**Directive**
State the number of lines that include the string "xlabel", and write nothing else.

Start of Raw records

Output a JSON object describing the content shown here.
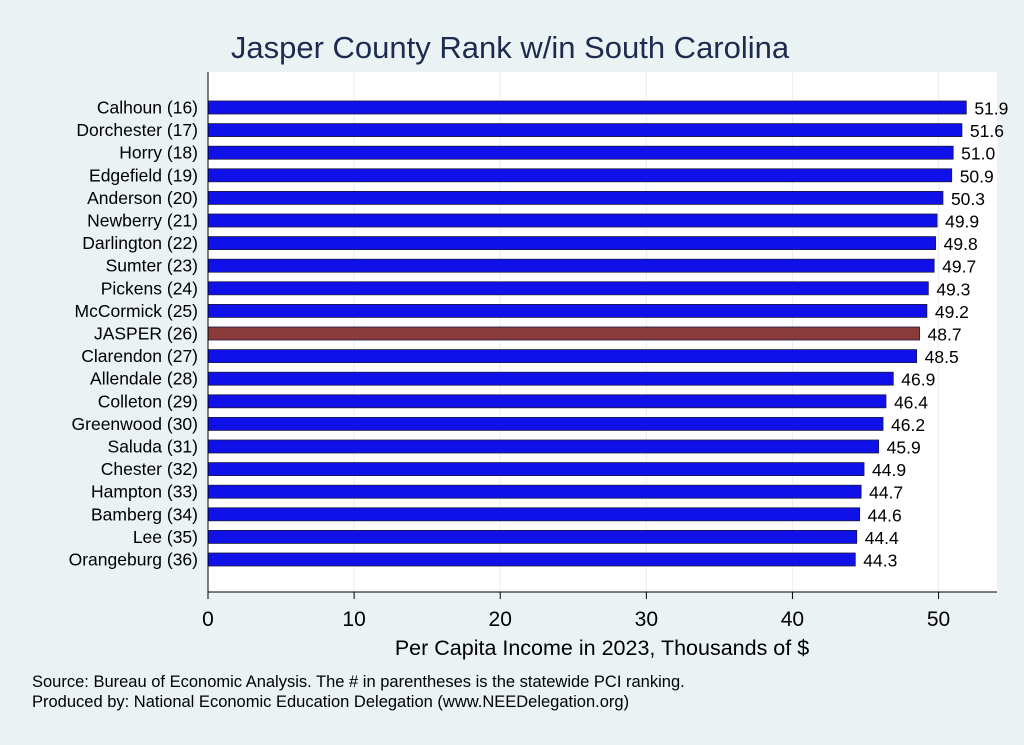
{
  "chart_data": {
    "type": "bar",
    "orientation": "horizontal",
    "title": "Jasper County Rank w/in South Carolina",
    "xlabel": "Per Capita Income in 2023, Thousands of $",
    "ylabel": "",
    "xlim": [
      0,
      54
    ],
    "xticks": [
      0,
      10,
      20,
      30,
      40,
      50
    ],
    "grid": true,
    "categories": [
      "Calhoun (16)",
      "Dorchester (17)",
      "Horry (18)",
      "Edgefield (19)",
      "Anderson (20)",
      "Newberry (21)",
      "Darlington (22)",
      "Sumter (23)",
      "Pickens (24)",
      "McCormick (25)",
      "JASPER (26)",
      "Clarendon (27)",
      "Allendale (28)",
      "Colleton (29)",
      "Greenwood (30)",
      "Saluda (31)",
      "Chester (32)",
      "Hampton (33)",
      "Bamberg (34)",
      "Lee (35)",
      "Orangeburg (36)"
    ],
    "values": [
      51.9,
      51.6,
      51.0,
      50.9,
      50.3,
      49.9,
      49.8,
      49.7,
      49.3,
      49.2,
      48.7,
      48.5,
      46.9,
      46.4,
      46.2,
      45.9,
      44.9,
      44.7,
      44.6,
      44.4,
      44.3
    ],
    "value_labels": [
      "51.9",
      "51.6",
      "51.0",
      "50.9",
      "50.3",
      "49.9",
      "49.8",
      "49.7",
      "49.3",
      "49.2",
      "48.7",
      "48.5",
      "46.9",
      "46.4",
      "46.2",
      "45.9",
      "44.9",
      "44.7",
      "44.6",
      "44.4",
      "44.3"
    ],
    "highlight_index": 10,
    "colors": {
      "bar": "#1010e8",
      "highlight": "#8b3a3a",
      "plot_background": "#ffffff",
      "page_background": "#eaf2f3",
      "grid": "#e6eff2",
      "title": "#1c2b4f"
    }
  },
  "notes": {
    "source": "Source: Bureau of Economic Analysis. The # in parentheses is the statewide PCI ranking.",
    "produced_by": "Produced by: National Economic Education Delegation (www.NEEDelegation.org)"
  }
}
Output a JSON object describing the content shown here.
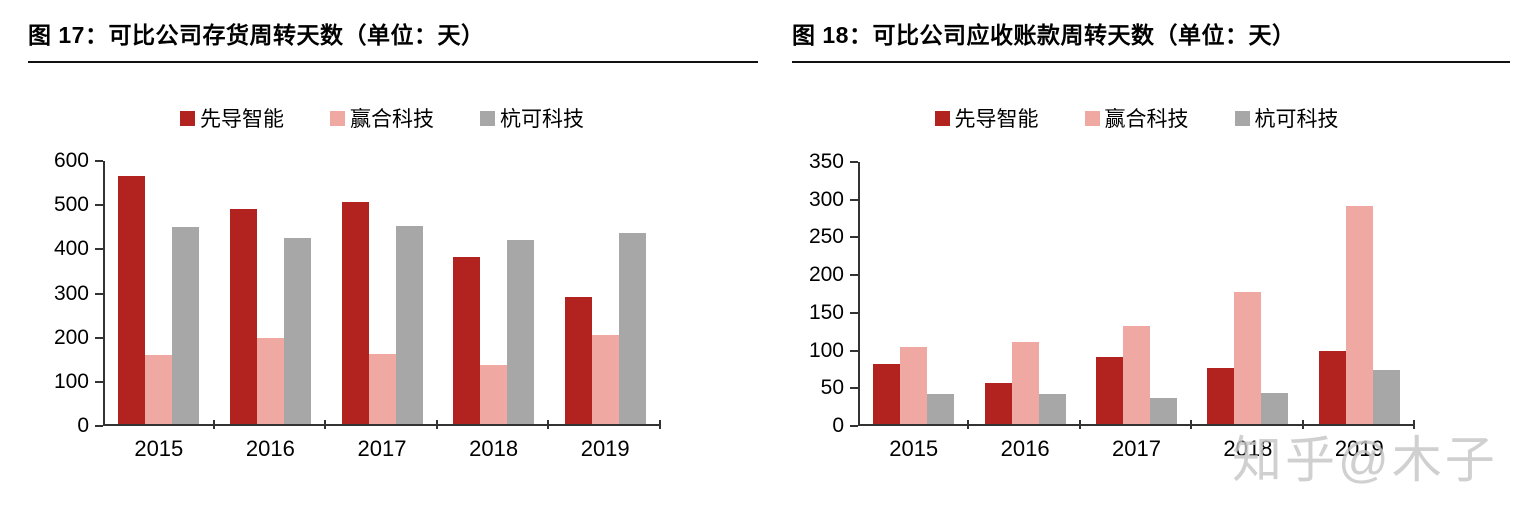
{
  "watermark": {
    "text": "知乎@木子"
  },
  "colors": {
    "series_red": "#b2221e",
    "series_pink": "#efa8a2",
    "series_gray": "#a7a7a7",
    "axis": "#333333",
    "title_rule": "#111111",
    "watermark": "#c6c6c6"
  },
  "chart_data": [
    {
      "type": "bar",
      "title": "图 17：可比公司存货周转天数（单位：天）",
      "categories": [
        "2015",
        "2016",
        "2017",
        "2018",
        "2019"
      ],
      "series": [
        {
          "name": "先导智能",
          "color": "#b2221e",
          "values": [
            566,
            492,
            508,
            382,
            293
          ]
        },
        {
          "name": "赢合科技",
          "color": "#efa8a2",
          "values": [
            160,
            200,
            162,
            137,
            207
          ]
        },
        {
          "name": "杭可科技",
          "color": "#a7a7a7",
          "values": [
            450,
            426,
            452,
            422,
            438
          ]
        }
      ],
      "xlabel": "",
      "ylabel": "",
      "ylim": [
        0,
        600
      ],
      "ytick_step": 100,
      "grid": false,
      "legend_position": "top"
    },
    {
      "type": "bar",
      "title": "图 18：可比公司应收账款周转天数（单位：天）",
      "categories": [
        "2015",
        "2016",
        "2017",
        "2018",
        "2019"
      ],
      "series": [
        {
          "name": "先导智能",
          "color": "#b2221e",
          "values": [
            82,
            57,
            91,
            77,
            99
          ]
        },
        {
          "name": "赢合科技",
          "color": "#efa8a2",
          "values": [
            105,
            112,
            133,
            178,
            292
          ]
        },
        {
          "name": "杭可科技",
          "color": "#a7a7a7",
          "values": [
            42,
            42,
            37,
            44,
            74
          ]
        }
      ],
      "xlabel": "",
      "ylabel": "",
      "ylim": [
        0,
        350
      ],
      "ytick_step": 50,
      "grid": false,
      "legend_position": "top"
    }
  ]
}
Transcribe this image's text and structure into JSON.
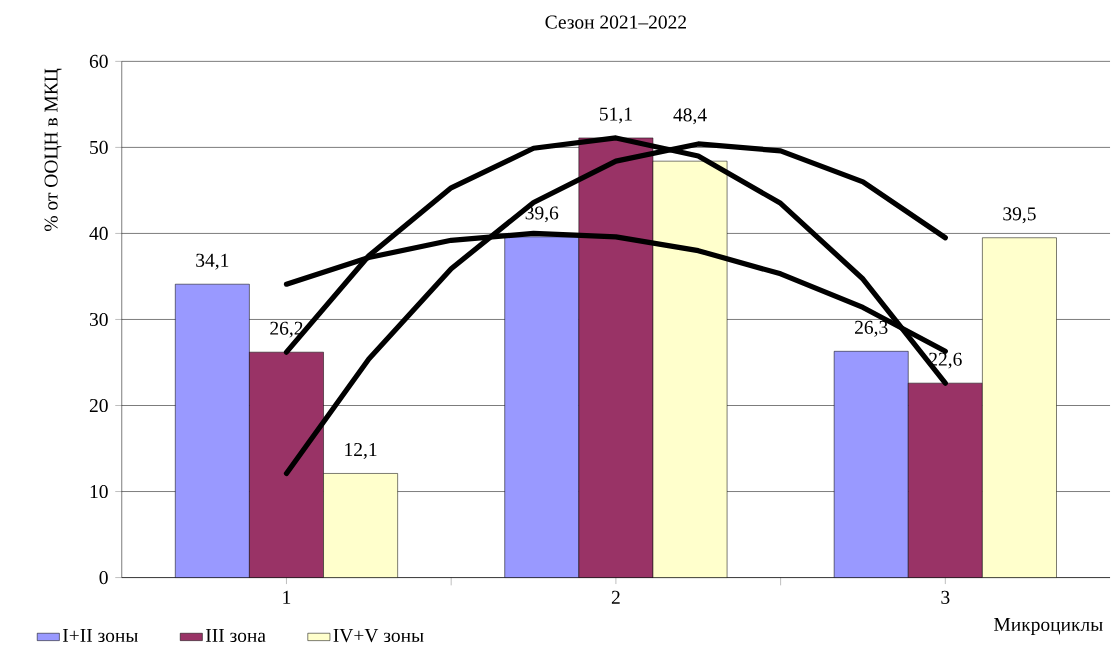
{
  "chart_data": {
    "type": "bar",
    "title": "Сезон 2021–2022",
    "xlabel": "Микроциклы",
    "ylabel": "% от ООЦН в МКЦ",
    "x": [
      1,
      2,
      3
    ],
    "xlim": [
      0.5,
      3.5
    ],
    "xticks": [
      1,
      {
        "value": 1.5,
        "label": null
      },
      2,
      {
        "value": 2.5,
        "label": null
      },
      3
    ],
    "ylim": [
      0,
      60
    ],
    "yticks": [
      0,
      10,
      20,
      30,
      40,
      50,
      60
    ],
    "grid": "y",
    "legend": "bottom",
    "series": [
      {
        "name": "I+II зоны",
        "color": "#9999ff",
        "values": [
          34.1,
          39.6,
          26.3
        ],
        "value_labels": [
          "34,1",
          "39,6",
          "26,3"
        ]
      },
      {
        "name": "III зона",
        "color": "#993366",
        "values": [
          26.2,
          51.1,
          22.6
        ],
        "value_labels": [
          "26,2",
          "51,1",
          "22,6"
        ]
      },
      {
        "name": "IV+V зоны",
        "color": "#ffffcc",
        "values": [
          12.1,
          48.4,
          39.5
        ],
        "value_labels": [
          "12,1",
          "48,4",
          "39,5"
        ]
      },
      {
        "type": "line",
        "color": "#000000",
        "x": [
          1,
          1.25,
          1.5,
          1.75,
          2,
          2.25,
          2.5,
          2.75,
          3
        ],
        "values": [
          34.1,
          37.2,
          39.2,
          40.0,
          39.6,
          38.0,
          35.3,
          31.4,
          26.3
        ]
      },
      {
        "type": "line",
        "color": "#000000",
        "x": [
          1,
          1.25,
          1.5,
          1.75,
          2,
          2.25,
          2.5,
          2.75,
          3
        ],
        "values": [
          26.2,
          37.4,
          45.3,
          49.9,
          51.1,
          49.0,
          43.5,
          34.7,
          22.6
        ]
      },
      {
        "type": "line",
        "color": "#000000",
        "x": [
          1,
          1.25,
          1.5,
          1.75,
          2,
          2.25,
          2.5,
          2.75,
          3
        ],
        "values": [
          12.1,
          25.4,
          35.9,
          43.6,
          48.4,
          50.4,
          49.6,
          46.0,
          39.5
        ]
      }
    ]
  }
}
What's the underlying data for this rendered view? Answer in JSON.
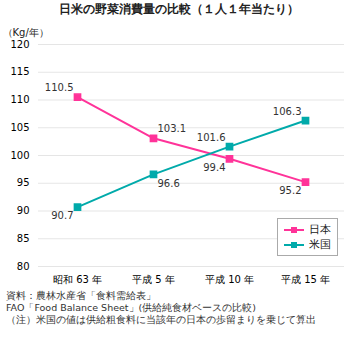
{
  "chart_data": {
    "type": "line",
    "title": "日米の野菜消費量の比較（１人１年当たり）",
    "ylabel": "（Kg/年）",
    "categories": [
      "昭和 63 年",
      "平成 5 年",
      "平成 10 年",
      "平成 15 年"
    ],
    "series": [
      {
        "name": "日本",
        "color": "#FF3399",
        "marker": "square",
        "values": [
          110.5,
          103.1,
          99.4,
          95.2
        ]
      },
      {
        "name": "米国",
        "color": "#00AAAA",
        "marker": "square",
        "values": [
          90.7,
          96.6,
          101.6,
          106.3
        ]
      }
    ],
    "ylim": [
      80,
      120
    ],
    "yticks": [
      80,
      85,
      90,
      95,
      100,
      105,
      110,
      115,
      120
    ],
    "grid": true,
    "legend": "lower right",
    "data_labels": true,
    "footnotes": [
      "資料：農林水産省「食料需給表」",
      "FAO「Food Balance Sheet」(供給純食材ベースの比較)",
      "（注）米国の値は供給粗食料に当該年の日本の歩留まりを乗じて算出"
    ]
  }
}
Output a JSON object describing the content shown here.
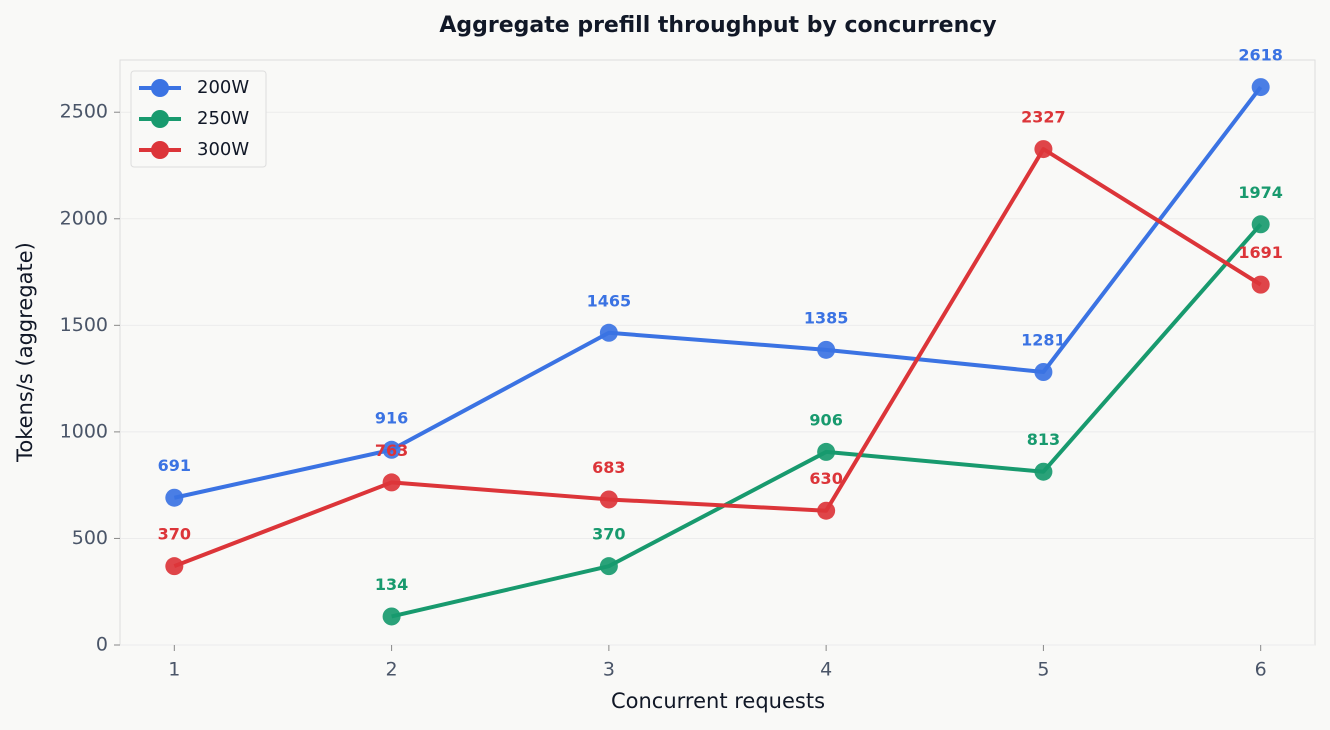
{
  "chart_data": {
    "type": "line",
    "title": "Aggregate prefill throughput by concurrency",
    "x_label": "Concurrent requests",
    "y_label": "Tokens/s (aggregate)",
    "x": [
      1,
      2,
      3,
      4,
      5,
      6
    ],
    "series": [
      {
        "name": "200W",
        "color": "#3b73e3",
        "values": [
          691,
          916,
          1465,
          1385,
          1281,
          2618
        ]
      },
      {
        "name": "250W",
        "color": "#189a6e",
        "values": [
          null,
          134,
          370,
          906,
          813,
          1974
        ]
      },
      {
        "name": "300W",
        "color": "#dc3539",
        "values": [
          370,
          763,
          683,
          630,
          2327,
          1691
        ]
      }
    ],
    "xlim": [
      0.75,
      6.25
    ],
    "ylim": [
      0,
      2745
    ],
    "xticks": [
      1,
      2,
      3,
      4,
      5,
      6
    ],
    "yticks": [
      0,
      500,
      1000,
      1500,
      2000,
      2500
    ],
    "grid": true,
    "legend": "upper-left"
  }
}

End of Raw records

**The answer**
4